4. does not help the appellant. The family property is situate in three villages, Paruchur, Upputur and Podapadu. If there was a partition inter se between the 4 -brothers, in the ryotwari settlement effected in 1906 the names of the brothers should have been entered separately in the revenue accounts but the relevant register pertaining to that settlement has not been filed.

5. This Court further relied on the case of Bhagwati Prasad Sah v. Dulhin Rameshwari Juer {[1951] S. C. R. 603, 607} where it was held that The general principle undoubtedly is that:

a. A Hindu family is presumed to be joint unless the contrary is proved, but where it is admitted that one of the coparceners did separate himself from the other members of the joint family and had his share in the joint property partitioned off for him, there is no presumption that the rest of the coparceners continued to be joint.

6. Whether there is a partition in a Hindu joint family is, therefore, a question of fact; notwithstanding the fact that one or more of the members of the joint family were separated from the rest, the plaintiff who seeks to get a specified extent of land on the ground that it fell to the share of the testator has to prove that the said extent of land fell to his share; but when evidence has been adduced on both sides, the burden of proof ceases to have any practical importance. On the evidence adduced in this case, both the Courts below found that there was no partition between Chimpirayya and Pitchayya as alleged by the appellant. The finding is one of fact.

7. Considering the third issue, the Courts evolved the doctrine by a pragmatic approach to the problems that arose from time to time. The evolution of the doctrine can be studied in two parts, namely,

a. the declaration of the intention, and

b. the communication of it to others affected thereby.

The law is well settled, namely, that a severance in estate is a matter of individual discretion and that to bring about that state there should be an unambiguous declaration to that effect are propositions laid down by the Hindu law texts and sanctioned by authoritative decisions of Courts.

8. One cannot clearly declare or manifest his mental state in a vacuum. To declare is to make known, to assert to others. "Others" must necessarily be those affected by the said declaration. Therefore a member of a joint Hindu family seeking to separate himself from others will have to make known his intention to the other members of the family from whom he seeks to separate. The process of manifestation may vary with circumstances.The process of manifestation may vary with circumstances. This idea was expressed by learned judges by adopting different terminology, but they presumably found it as implicit in the concept of declaration.

- INPUT DATA:
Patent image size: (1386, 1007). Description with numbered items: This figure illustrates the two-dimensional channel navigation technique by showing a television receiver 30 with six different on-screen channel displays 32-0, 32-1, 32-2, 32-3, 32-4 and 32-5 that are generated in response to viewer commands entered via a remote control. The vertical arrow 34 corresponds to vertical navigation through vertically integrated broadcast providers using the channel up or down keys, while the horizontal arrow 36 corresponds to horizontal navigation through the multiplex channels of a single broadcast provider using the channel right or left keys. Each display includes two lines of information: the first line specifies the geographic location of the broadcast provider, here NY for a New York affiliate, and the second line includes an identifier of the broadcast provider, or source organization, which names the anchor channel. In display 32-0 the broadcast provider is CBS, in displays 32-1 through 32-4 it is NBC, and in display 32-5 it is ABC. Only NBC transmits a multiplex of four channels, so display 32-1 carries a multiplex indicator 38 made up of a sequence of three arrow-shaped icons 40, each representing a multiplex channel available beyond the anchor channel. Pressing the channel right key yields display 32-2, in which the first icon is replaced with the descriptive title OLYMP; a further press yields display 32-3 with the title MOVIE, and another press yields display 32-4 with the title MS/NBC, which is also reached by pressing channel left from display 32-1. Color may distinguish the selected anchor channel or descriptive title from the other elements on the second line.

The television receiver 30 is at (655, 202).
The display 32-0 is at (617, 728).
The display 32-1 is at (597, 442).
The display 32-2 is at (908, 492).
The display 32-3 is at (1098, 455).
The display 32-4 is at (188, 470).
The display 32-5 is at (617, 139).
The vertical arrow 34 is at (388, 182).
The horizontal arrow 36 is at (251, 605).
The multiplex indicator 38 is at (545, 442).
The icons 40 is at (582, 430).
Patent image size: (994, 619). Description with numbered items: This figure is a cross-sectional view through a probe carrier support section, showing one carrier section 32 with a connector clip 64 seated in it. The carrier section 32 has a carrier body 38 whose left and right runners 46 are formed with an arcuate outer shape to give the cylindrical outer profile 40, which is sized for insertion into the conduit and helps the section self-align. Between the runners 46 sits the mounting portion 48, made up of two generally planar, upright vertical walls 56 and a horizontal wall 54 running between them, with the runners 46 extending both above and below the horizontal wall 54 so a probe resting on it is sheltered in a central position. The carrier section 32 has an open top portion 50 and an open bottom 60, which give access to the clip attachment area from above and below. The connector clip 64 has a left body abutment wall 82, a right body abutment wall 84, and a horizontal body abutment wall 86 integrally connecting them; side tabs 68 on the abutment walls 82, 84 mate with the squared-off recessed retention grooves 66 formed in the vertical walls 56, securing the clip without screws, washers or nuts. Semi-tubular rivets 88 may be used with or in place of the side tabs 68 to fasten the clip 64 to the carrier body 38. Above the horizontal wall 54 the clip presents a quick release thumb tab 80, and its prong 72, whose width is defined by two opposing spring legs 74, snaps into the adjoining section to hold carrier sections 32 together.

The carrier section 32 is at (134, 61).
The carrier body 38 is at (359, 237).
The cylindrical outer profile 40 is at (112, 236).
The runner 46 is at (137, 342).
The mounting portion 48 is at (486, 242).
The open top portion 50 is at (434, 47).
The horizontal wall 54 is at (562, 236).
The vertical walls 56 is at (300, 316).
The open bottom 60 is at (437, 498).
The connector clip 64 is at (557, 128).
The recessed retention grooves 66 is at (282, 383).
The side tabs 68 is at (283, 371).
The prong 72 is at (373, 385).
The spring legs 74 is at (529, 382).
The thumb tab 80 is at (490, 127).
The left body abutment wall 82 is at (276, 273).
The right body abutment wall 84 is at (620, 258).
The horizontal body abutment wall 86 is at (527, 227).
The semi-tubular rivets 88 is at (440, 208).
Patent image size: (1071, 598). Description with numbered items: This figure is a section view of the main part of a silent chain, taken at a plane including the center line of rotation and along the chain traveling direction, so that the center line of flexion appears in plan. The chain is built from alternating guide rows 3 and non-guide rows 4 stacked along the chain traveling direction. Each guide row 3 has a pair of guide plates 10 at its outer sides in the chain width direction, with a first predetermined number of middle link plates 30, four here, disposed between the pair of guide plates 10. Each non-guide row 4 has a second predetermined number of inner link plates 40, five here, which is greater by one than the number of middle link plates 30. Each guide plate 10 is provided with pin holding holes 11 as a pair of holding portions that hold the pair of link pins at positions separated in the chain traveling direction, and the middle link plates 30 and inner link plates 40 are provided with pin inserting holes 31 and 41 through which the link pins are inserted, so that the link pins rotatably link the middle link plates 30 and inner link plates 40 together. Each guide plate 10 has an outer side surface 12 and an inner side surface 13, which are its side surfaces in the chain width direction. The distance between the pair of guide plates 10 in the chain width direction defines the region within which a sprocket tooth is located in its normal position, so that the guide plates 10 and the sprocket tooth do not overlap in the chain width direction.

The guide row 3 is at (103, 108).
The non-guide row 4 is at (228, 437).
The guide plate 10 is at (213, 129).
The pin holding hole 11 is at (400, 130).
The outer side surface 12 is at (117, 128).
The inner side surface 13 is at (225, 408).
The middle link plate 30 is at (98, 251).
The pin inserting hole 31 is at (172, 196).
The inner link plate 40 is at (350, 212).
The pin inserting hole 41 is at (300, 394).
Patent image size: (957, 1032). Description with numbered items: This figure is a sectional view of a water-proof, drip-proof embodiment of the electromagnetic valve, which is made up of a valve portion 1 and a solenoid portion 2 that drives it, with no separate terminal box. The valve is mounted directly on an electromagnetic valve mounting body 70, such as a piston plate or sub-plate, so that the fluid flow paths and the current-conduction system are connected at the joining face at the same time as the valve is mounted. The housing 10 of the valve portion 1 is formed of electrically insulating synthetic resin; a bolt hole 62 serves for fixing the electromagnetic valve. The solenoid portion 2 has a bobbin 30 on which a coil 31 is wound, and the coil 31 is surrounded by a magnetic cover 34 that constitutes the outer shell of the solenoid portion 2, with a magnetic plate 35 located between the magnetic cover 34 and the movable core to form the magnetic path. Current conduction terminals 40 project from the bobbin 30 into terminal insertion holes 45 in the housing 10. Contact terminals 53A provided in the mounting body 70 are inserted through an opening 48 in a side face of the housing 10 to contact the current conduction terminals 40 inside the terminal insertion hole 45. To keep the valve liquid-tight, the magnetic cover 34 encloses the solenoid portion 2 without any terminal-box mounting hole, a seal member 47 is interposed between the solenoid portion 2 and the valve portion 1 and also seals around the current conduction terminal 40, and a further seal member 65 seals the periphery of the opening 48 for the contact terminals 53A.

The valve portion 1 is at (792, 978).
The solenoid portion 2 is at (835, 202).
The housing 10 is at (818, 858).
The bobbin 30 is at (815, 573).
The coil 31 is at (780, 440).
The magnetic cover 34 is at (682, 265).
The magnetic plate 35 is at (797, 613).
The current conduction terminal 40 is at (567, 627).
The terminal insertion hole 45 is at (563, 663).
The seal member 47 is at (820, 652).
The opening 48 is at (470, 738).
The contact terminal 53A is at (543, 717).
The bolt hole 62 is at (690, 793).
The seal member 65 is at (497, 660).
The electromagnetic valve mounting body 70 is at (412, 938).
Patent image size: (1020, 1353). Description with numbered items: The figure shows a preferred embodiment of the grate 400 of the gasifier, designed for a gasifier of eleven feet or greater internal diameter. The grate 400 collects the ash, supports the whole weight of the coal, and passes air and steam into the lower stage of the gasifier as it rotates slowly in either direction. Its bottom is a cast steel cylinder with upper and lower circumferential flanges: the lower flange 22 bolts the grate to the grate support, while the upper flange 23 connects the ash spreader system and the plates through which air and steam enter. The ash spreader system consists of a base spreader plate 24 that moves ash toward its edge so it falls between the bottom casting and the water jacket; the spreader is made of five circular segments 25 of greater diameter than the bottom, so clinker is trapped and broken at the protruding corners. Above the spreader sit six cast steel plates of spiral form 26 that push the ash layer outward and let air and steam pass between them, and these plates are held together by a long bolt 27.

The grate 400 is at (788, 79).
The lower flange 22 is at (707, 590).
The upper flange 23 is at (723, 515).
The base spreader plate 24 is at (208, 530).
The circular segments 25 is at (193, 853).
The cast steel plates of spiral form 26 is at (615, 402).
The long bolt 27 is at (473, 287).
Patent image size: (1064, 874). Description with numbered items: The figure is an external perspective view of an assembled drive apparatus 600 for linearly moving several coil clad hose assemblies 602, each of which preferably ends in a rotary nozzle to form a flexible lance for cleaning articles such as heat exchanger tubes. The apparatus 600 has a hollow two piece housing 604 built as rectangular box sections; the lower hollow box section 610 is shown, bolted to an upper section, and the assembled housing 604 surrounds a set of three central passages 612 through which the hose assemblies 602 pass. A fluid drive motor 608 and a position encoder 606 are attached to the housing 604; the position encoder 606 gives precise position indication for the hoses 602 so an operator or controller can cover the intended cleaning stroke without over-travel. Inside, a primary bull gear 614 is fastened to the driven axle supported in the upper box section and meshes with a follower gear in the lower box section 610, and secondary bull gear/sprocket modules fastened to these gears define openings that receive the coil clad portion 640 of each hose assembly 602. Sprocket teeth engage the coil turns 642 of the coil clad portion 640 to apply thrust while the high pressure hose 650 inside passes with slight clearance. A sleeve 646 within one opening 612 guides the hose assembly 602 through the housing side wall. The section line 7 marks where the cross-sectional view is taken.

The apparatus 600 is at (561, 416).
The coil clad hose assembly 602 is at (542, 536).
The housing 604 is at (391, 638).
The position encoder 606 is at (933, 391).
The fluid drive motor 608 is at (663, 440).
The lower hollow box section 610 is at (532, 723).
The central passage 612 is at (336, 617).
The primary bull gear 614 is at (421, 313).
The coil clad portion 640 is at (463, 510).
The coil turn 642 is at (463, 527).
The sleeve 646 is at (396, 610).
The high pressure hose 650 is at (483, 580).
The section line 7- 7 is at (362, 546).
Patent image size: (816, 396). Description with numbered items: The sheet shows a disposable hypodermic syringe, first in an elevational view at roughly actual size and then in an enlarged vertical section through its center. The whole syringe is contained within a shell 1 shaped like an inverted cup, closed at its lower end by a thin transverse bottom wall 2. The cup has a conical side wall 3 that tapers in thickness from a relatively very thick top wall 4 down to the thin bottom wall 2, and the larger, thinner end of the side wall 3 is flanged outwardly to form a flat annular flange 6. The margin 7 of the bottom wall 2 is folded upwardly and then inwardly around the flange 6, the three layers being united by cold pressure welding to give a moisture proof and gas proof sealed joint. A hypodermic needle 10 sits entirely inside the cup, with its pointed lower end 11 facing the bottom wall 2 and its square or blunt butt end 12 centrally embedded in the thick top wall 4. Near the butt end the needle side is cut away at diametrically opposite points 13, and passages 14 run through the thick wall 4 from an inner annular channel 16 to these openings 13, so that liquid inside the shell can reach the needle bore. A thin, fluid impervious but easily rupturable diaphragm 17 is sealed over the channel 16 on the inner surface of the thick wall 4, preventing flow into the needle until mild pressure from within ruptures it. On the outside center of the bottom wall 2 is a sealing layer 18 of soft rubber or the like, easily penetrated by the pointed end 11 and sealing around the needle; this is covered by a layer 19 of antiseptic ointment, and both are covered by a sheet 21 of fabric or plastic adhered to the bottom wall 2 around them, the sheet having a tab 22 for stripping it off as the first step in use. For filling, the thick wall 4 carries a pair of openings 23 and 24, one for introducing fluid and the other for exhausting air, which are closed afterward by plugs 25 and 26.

- ACTIVITY: What does the partition excerpt above say from "a. the declaration" up to and including "decisions of Courts."? Set that stretch down word for word.

- OUTPUT OF THE TASK:
a. the declaration of the intention, and

b. the communication of it to others affected thereby.

The law is well settled, namely, that a severance in estate is a matter of individual discretion and that to bring about that state there should be an unambiguous declaration to that effect are propositions laid down by the Hindu law texts and sanctioned by authoritative decisions of Courts.